• **AIM**
In the records starting with the line that contains "Patent image size: (1139, 867)." and going on through the line that contains "The blower assembly 4 is at (894, 728).", swap "cutaway" for "sectional" and write those lines out again with nothing else changed.

|---|

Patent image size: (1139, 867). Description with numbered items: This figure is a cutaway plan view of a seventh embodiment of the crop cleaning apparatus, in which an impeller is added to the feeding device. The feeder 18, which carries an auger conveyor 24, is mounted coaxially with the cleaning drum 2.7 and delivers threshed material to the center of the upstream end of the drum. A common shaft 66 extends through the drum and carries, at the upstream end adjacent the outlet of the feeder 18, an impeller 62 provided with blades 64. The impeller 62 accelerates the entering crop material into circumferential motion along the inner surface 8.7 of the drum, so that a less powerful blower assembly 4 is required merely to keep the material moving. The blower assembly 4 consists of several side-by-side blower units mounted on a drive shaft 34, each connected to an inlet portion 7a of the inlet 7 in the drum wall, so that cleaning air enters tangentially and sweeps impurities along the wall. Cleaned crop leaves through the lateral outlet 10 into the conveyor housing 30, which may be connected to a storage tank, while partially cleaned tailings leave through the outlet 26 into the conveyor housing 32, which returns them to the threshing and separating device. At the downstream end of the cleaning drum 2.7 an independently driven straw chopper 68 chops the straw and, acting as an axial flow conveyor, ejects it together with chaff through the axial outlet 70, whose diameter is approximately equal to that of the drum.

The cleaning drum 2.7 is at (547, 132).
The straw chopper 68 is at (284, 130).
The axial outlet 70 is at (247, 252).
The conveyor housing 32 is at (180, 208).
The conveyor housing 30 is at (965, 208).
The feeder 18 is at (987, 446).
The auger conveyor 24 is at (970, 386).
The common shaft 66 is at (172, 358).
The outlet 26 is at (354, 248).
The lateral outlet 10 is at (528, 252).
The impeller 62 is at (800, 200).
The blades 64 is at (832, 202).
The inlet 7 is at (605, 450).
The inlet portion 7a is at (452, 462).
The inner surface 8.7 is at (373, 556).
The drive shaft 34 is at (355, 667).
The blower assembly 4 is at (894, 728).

|---|

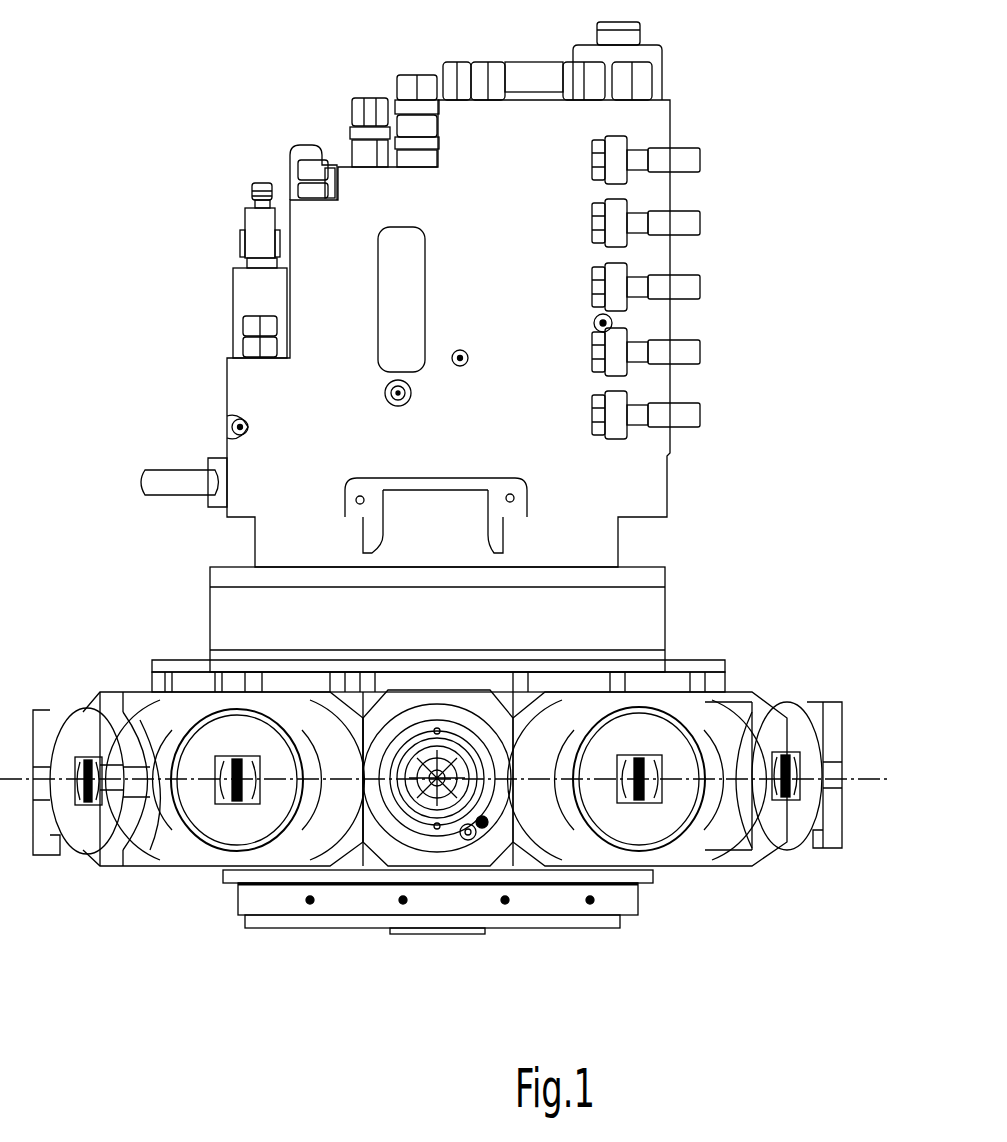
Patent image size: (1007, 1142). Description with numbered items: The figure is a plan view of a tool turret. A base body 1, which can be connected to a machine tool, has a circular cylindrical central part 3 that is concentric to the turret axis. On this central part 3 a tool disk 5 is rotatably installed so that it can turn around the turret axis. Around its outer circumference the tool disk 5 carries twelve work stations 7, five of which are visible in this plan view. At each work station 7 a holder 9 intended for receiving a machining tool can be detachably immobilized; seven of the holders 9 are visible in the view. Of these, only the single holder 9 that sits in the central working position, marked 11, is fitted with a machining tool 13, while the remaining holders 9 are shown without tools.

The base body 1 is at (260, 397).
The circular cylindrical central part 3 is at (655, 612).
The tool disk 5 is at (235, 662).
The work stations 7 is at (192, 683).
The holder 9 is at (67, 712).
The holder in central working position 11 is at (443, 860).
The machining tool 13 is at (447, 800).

|---|

• **OUTPUT OF THE EXERCISE**
Patent image size: (1139, 867). Description with numbered items: This figure is a sectional plan view of a seventh embodiment of the crop cleaning apparatus, in which an impeller is added to the feeding device. The feeder 18, which carries an auger conveyor 24, is mounted coaxially with the cleaning drum 2.7 and delivers threshed material to the center of the upstream end of the drum. A common shaft 66 extends through the drum and carries, at the upstream end adjacent the outlet of the feeder 18, an impeller 62 provided with blades 64. The impeller 62 accelerates the entering crop material into circumferential motion along the inner surface 8.7 of the drum, so that a less powerful blower assembly 4 is required merely to keep the material moving. The blower assembly 4 consists of several side-by-side blower units mounted on a drive shaft 34, each connected to an inlet portion 7a of the inlet 7 in the drum wall, so that cleaning air enters tangentially and sweeps impurities along the wall. Cleaned crop leaves through the lateral outlet 10 into the conveyor housing 30, which may be connected to a storage tank, while partially cleaned tailings leave through the outlet 26 into the conveyor housing 32, which returns them to the threshing and separating device. At the downstream end of the cleaning drum 2.7 an independently driven straw chopper 68 chops the straw and, acting as an axial flow conveyor, ejects it together with chaff through the axial outlet 70, whose diameter is approximately equal to that of the drum.

The cleaning drum 2.7 is at (547, 132).
The straw chopper 68 is at (284, 130).
The axial outlet 70 is at (247, 252).
The conveyor housing 32 is at (180, 208).
The conveyor housing 30 is at (965, 208).
The feeder 18 is at (987, 446).
The auger conveyor 24 is at (970, 386).
The common shaft 66 is at (172, 358).
The outlet 26 is at (354, 248).
The lateral outlet 10 is at (528, 252).
The impeller 62 is at (800, 200).
The blades 64 is at (832, 202).
The inlet 7 is at (605, 450).
The inlet portion 7a is at (452, 462).
The inner surface 8.7 is at (373, 556).
The drive shaft 34 is at (355, 667).
The blower assembly 4 is at (894, 728).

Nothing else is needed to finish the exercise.